• Chart and figure data:

------------------------------------------------

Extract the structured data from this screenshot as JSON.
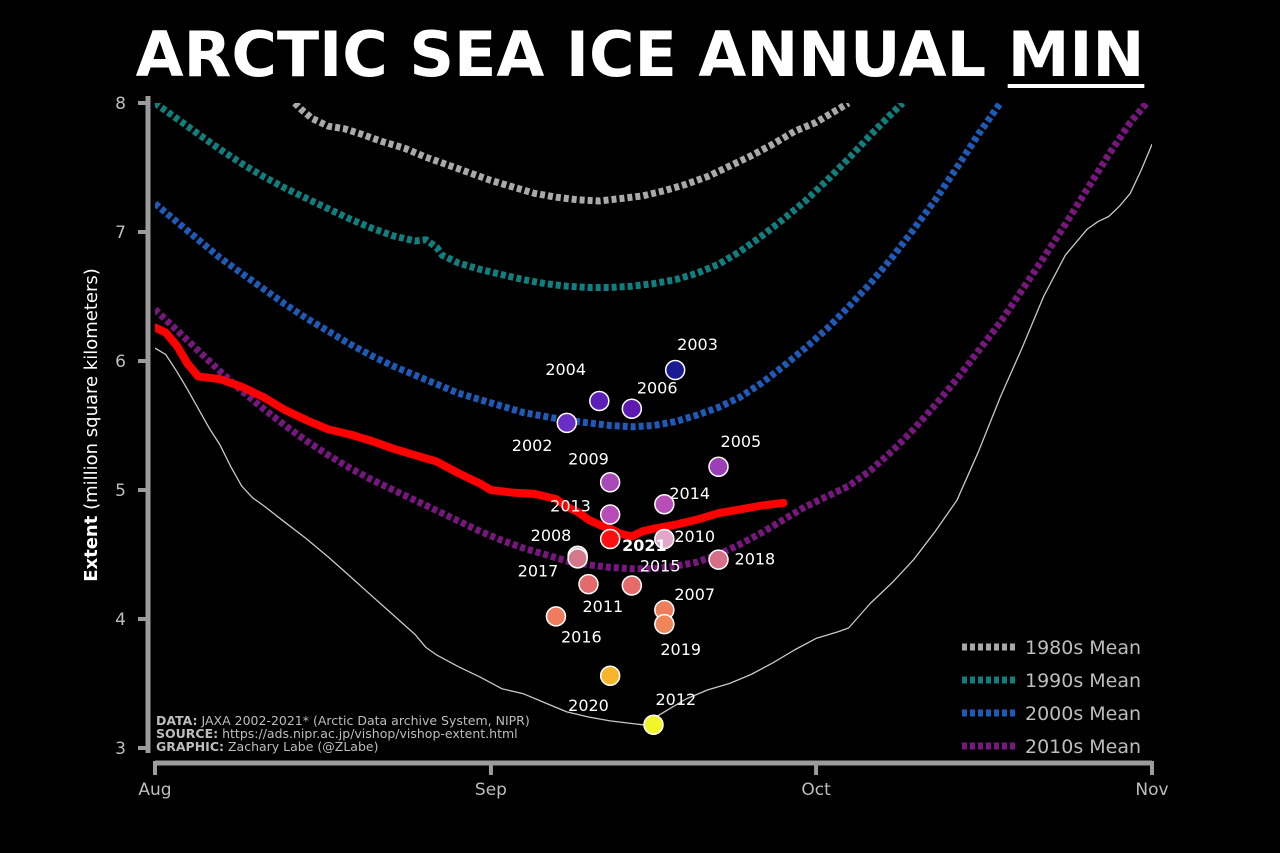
{
  "title": {
    "main": "ARCTIC SEA ICE ANNUAL ",
    "emph": "MIN"
  },
  "chart_data": {
    "type": "line",
    "title": "ARCTIC SEA ICE ANNUAL MIN",
    "ylabel_bold": "Extent",
    "ylabel_rest": " (million square kilometers)",
    "xlabel": "",
    "ylim": [
      3,
      8
    ],
    "xlim": [
      0,
      92
    ],
    "yticks": [
      3,
      4,
      5,
      6,
      7,
      8
    ],
    "xticks": [
      {
        "day": 0,
        "label": "Aug"
      },
      {
        "day": 31,
        "label": "Sep"
      },
      {
        "day": 61,
        "label": "Oct"
      },
      {
        "day": 92,
        "label": "Nov"
      }
    ],
    "legend_position": "bottom-right",
    "grid": false,
    "series": [
      {
        "name": "1980s Mean",
        "color": "#a9a9a9",
        "style": "dashed",
        "points": [
          [
            12.9,
            8.0
          ],
          [
            13.5,
            7.95
          ],
          [
            14.5,
            7.88
          ],
          [
            16,
            7.82
          ],
          [
            17.5,
            7.8
          ],
          [
            19,
            7.76
          ],
          [
            21,
            7.7
          ],
          [
            23,
            7.65
          ],
          [
            25,
            7.58
          ],
          [
            27,
            7.52
          ],
          [
            29,
            7.46
          ],
          [
            31,
            7.4
          ],
          [
            33,
            7.35
          ],
          [
            35,
            7.3
          ],
          [
            37,
            7.27
          ],
          [
            39,
            7.25
          ],
          [
            41,
            7.24
          ],
          [
            43,
            7.26
          ],
          [
            45,
            7.28
          ],
          [
            47,
            7.32
          ],
          [
            49,
            7.37
          ],
          [
            51,
            7.43
          ],
          [
            53,
            7.51
          ],
          [
            55,
            7.59
          ],
          [
            57,
            7.68
          ],
          [
            59,
            7.78
          ],
          [
            61,
            7.85
          ],
          [
            63,
            7.95
          ],
          [
            64,
            8.0
          ]
        ]
      },
      {
        "name": "1990s Mean",
        "color": "#0f7f7f",
        "style": "dashed",
        "points": [
          [
            0,
            8.0
          ],
          [
            2,
            7.88
          ],
          [
            4,
            7.76
          ],
          [
            6,
            7.64
          ],
          [
            8,
            7.53
          ],
          [
            10,
            7.43
          ],
          [
            12,
            7.34
          ],
          [
            14,
            7.26
          ],
          [
            16,
            7.18
          ],
          [
            18,
            7.1
          ],
          [
            20,
            7.03
          ],
          [
            22,
            6.97
          ],
          [
            24,
            6.93
          ],
          [
            25,
            6.94
          ],
          [
            26,
            6.88
          ],
          [
            26.5,
            6.82
          ],
          [
            28,
            6.76
          ],
          [
            30,
            6.71
          ],
          [
            32,
            6.67
          ],
          [
            34,
            6.63
          ],
          [
            36,
            6.6
          ],
          [
            38,
            6.58
          ],
          [
            40,
            6.57
          ],
          [
            42,
            6.57
          ],
          [
            44,
            6.58
          ],
          [
            46,
            6.6
          ],
          [
            48,
            6.63
          ],
          [
            50,
            6.68
          ],
          [
            52,
            6.75
          ],
          [
            54,
            6.85
          ],
          [
            56,
            6.97
          ],
          [
            58,
            7.1
          ],
          [
            60,
            7.24
          ],
          [
            62,
            7.4
          ],
          [
            64,
            7.57
          ],
          [
            66,
            7.75
          ],
          [
            68,
            7.92
          ],
          [
            69,
            8.0
          ]
        ]
      },
      {
        "name": "2000s Mean",
        "color": "#1e5bb8",
        "style": "dashed",
        "points": [
          [
            0,
            7.22
          ],
          [
            2,
            7.08
          ],
          [
            4,
            6.94
          ],
          [
            6,
            6.8
          ],
          [
            8,
            6.68
          ],
          [
            10,
            6.56
          ],
          [
            12,
            6.44
          ],
          [
            14,
            6.33
          ],
          [
            16,
            6.23
          ],
          [
            18,
            6.13
          ],
          [
            20,
            6.04
          ],
          [
            22,
            5.96
          ],
          [
            24,
            5.89
          ],
          [
            26,
            5.82
          ],
          [
            28,
            5.75
          ],
          [
            30,
            5.7
          ],
          [
            32,
            5.65
          ],
          [
            34,
            5.6
          ],
          [
            36,
            5.57
          ],
          [
            38,
            5.54
          ],
          [
            40,
            5.52
          ],
          [
            42,
            5.5
          ],
          [
            44,
            5.49
          ],
          [
            46,
            5.5
          ],
          [
            48,
            5.53
          ],
          [
            50,
            5.58
          ],
          [
            52,
            5.64
          ],
          [
            54,
            5.72
          ],
          [
            56,
            5.83
          ],
          [
            58,
            5.96
          ],
          [
            60,
            6.1
          ],
          [
            62,
            6.25
          ],
          [
            64,
            6.42
          ],
          [
            66,
            6.6
          ],
          [
            68,
            6.8
          ],
          [
            70,
            7.02
          ],
          [
            72,
            7.25
          ],
          [
            74,
            7.5
          ],
          [
            76,
            7.76
          ],
          [
            78,
            8.0
          ]
        ]
      },
      {
        "name": "2010s Mean",
        "color": "#7a1680",
        "style": "dashed",
        "points": [
          [
            0,
            6.4
          ],
          [
            2,
            6.24
          ],
          [
            4,
            6.08
          ],
          [
            6,
            5.92
          ],
          [
            8,
            5.77
          ],
          [
            10,
            5.63
          ],
          [
            12,
            5.5
          ],
          [
            14,
            5.38
          ],
          [
            16,
            5.27
          ],
          [
            18,
            5.17
          ],
          [
            20,
            5.08
          ],
          [
            22,
            5.0
          ],
          [
            24,
            4.92
          ],
          [
            26,
            4.84
          ],
          [
            28,
            4.76
          ],
          [
            30,
            4.68
          ],
          [
            32,
            4.61
          ],
          [
            34,
            4.55
          ],
          [
            36,
            4.5
          ],
          [
            38,
            4.45
          ],
          [
            40,
            4.42
          ],
          [
            42,
            4.4
          ],
          [
            44,
            4.39
          ],
          [
            46,
            4.39
          ],
          [
            48,
            4.41
          ],
          [
            50,
            4.44
          ],
          [
            52,
            4.5
          ],
          [
            54,
            4.58
          ],
          [
            56,
            4.67
          ],
          [
            58,
            4.77
          ],
          [
            60,
            4.87
          ],
          [
            62,
            4.95
          ],
          [
            64,
            5.03
          ],
          [
            66,
            5.15
          ],
          [
            68,
            5.3
          ],
          [
            70,
            5.47
          ],
          [
            72,
            5.66
          ],
          [
            74,
            5.86
          ],
          [
            76,
            6.08
          ],
          [
            78,
            6.3
          ],
          [
            80,
            6.55
          ],
          [
            82,
            6.8
          ],
          [
            84,
            7.06
          ],
          [
            86,
            7.33
          ],
          [
            88,
            7.6
          ],
          [
            90,
            7.85
          ],
          [
            91.5,
            8.0
          ]
        ]
      },
      {
        "name": "2012",
        "color": "#c8c8c8",
        "style": "thin",
        "points": [
          [
            0,
            6.1
          ],
          [
            1,
            6.05
          ],
          [
            2,
            5.92
          ],
          [
            3,
            5.78
          ],
          [
            4,
            5.63
          ],
          [
            5,
            5.48
          ],
          [
            6,
            5.35
          ],
          [
            7,
            5.18
          ],
          [
            8,
            5.03
          ],
          [
            9,
            4.94
          ],
          [
            10,
            4.88
          ],
          [
            12,
            4.75
          ],
          [
            14,
            4.62
          ],
          [
            16,
            4.48
          ],
          [
            18,
            4.33
          ],
          [
            20,
            4.18
          ],
          [
            22,
            4.03
          ],
          [
            24,
            3.88
          ],
          [
            25,
            3.78
          ],
          [
            26,
            3.72
          ],
          [
            28,
            3.63
          ],
          [
            30,
            3.55
          ],
          [
            32,
            3.46
          ],
          [
            34,
            3.42
          ],
          [
            36,
            3.35
          ],
          [
            38,
            3.28
          ],
          [
            40,
            3.24
          ],
          [
            42,
            3.21
          ],
          [
            44,
            3.19
          ],
          [
            45,
            3.18
          ],
          [
            47,
            3.28
          ],
          [
            49,
            3.38
          ],
          [
            51,
            3.45
          ],
          [
            53,
            3.5
          ],
          [
            55,
            3.57
          ],
          [
            57,
            3.66
          ],
          [
            59,
            3.76
          ],
          [
            61,
            3.85
          ],
          [
            63,
            3.9
          ],
          [
            64,
            3.93
          ],
          [
            66,
            4.12
          ],
          [
            68,
            4.28
          ],
          [
            70,
            4.46
          ],
          [
            72,
            4.68
          ],
          [
            74,
            4.92
          ],
          [
            76,
            5.3
          ],
          [
            78,
            5.72
          ],
          [
            80,
            6.1
          ],
          [
            82,
            6.5
          ],
          [
            84,
            6.82
          ],
          [
            86,
            7.02
          ],
          [
            87,
            7.08
          ],
          [
            88,
            7.12
          ],
          [
            89,
            7.2
          ],
          [
            90,
            7.3
          ],
          [
            91,
            7.48
          ],
          [
            92,
            7.68
          ]
        ]
      },
      {
        "name": "2021",
        "color": "#ff0000",
        "style": "thick",
        "points": [
          [
            0,
            6.26
          ],
          [
            1,
            6.22
          ],
          [
            2,
            6.12
          ],
          [
            3,
            5.98
          ],
          [
            4,
            5.88
          ],
          [
            5,
            5.87
          ],
          [
            6,
            5.86
          ],
          [
            8,
            5.8
          ],
          [
            10,
            5.72
          ],
          [
            12,
            5.62
          ],
          [
            14,
            5.54
          ],
          [
            16,
            5.47
          ],
          [
            18,
            5.43
          ],
          [
            20,
            5.38
          ],
          [
            22,
            5.32
          ],
          [
            24,
            5.27
          ],
          [
            26,
            5.22
          ],
          [
            28,
            5.13
          ],
          [
            30,
            5.05
          ],
          [
            31,
            5.0
          ],
          [
            33,
            4.98
          ],
          [
            35,
            4.97
          ],
          [
            36,
            4.95
          ],
          [
            37,
            4.93
          ],
          [
            38,
            4.87
          ],
          [
            39,
            4.83
          ],
          [
            40,
            4.77
          ],
          [
            41,
            4.73
          ],
          [
            42,
            4.7
          ],
          [
            43,
            4.66
          ],
          [
            44,
            4.64
          ],
          [
            45,
            4.68
          ],
          [
            46,
            4.7
          ],
          [
            48,
            4.73
          ],
          [
            50,
            4.77
          ],
          [
            52,
            4.82
          ],
          [
            54,
            4.85
          ],
          [
            56,
            4.88
          ],
          [
            58,
            4.9
          ]
        ]
      }
    ],
    "minima": [
      {
        "year": "2002",
        "day": 38,
        "value": 5.52,
        "color": "#6a2ec4",
        "label_dx": -55,
        "label_dy": 28
      },
      {
        "year": "2003",
        "day": 48,
        "value": 5.93,
        "color": "#1b1a95",
        "label_dx": 2,
        "label_dy": -20
      },
      {
        "year": "2004",
        "day": 41,
        "value": 5.69,
        "color": "#5a1fb8",
        "label_dx": -54,
        "label_dy": -26
      },
      {
        "year": "2005",
        "day": 52,
        "value": 5.18,
        "color": "#9a3fb6",
        "label_dx": 2,
        "label_dy": -20
      },
      {
        "year": "2006",
        "day": 44,
        "value": 5.63,
        "color": "#5e1ab0",
        "label_dx": 5,
        "label_dy": -15
      },
      {
        "year": "2007",
        "day": 47,
        "value": 4.07,
        "color": "#ee7d5e",
        "label_dx": 10,
        "label_dy": -10
      },
      {
        "year": "2008",
        "day": 39,
        "value": 4.49,
        "color": "#c8c0c0",
        "label_dx": -47,
        "label_dy": -15
      },
      {
        "year": "2009",
        "day": 42,
        "value": 5.06,
        "color": "#a74ab8",
        "label_dx": -42,
        "label_dy": -18
      },
      {
        "year": "2010",
        "day": 47,
        "value": 4.62,
        "color": "#e2a7c8",
        "label_dx": 10,
        "label_dy": 3
      },
      {
        "year": "2011",
        "day": 40,
        "value": 4.27,
        "color": "#e46b6b",
        "label_dx": -6,
        "label_dy": 28
      },
      {
        "year": "2012",
        "day": 46,
        "value": 3.18,
        "color": "#f2f527",
        "label_dx": 2,
        "label_dy": -20
      },
      {
        "year": "2013",
        "day": 42,
        "value": 4.81,
        "color": "#b64cb6",
        "label_dx": -60,
        "label_dy": -3
      },
      {
        "year": "2014",
        "day": 47,
        "value": 4.89,
        "color": "#b84fb8",
        "label_dx": 5,
        "label_dy": -5
      },
      {
        "year": "2015",
        "day": 44,
        "value": 4.26,
        "color": "#e86a6a",
        "label_dx": 8,
        "label_dy": -14
      },
      {
        "year": "2016",
        "day": 37,
        "value": 4.02,
        "color": "#ef7c5e",
        "label_dx": 5,
        "label_dy": 26
      },
      {
        "year": "2017",
        "day": 39,
        "value": 4.47,
        "color": "#d5788a",
        "label_dx": -60,
        "label_dy": 18
      },
      {
        "year": "2018",
        "day": 52,
        "value": 4.46,
        "color": "#d76e8a",
        "label_dx": 16,
        "label_dy": 5
      },
      {
        "year": "2019",
        "day": 47,
        "value": 3.96,
        "color": "#ef8558",
        "label_dx": -4,
        "label_dy": 31
      },
      {
        "year": "2020",
        "day": 42,
        "value": 3.56,
        "color": "#f7b52c",
        "label_dx": -42,
        "label_dy": 35
      },
      {
        "year": "2021",
        "day": 42,
        "value": 4.62,
        "color": "#ff1010",
        "label_dx": 12,
        "label_dy": 12,
        "label_color": "#ff1a1a",
        "bold": true
      }
    ]
  },
  "notes": [
    {
      "key": "DATA:",
      "value": " JAXA 2002-2021* (Arctic Data archive System, NIPR)"
    },
    {
      "key": "SOURCE:",
      "value": " https://ads.nipr.ac.jp/vishop/vishop-extent.html"
    },
    {
      "key": "GRAPHIC:",
      "value": " Zachary Labe (@ZLabe)"
    }
  ]
}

------------------------------------------------

• What to work on:
Search the data for the string "title" and copy each line where it appears.

• Reply to the exercise:
  "title": {
    "title": "ARCTIC SEA ICE ANNUAL MIN",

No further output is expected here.